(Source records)
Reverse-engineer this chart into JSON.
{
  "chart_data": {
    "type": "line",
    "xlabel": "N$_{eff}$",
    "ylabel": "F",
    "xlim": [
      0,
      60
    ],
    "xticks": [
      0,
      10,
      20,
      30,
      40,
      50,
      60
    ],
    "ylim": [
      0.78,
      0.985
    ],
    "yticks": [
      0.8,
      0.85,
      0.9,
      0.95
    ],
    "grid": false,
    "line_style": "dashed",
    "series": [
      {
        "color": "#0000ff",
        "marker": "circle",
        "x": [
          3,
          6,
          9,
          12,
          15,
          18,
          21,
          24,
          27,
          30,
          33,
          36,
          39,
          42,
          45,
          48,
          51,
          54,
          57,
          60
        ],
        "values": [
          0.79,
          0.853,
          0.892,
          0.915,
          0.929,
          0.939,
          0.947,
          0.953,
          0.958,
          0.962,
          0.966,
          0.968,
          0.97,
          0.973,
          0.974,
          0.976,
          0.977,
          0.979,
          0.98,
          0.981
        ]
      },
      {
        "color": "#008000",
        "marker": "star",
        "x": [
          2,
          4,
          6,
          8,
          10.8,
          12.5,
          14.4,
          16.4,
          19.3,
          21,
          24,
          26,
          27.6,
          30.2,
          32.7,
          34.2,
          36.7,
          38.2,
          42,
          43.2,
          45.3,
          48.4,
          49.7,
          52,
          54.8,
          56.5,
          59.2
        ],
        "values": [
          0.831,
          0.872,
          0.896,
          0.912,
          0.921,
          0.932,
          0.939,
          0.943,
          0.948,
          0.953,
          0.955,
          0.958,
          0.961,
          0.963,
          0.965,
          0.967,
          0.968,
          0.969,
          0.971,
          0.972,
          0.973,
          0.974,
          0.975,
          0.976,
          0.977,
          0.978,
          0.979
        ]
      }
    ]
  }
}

(Work to do)
Each record should come back exactly as written.

(Answer to this task)
Reverse-engineer this chart into JSON.
{
  "chart_data": {
    "type": "line",
    "xlabel": "N$_{eff}$",
    "ylabel": "F",
    "xlim": [
      0,
      60
    ],
    "xticks": [
      0,
      10,
      20,
      30,
      40,
      50,
      60
    ],
    "ylim": [
      0.78,
      0.985
    ],
    "yticks": [
      0.8,
      0.85,
      0.9,
      0.95
    ],
    "grid": false,
    "line_style": "dashed",
    "series": [
      {
        "color": "#0000ff",
        "marker": "circle",
        "x": [
          3,
          6,
          9,
          12,
          15,
          18,
          21,
          24,
          27,
          30,
          33,
          36,
          39,
          42,
          45,
          48,
          51,
          54,
          57,
          60
        ],
        "values": [
          0.79,
          0.853,
          0.892,
          0.915,
          0.929,
          0.939,
          0.947,
          0.953,
          0.958,
          0.962,
          0.966,
          0.968,
          0.97,
          0.973,
          0.974,
          0.976,
          0.977,
          0.979,
          0.98,
          0.981
        ]
      },
      {
        "color": "#008000",
        "marker": "star",
        "x": [
          2,
          4,
          6,
          8,
          10.8,
          12.5,
          14.4,
          16.4,
          19.3,
          21,
          24,
          26,
          27.6,
          30.2,
          32.7,
          34.2,
          36.7,
          38.2,
          42,
          43.2,
          45.3,
          48.4,
          49.7,
          52,
          54.8,
          56.5,
          59.2
        ],
        "values": [
          0.831,
          0.872,
          0.896,
          0.912,
          0.921,
          0.932,
          0.939,
          0.943,
          0.948,
          0.953,
          0.955,
          0.958,
          0.961,
          0.963,
          0.965,
          0.967,
          0.968,
          0.969,
          0.971,
          0.972,
          0.973,
          0.974,
          0.975,
          0.976,
          0.977,
          0.978,
          0.979
        ]
      }
    ]
  }
}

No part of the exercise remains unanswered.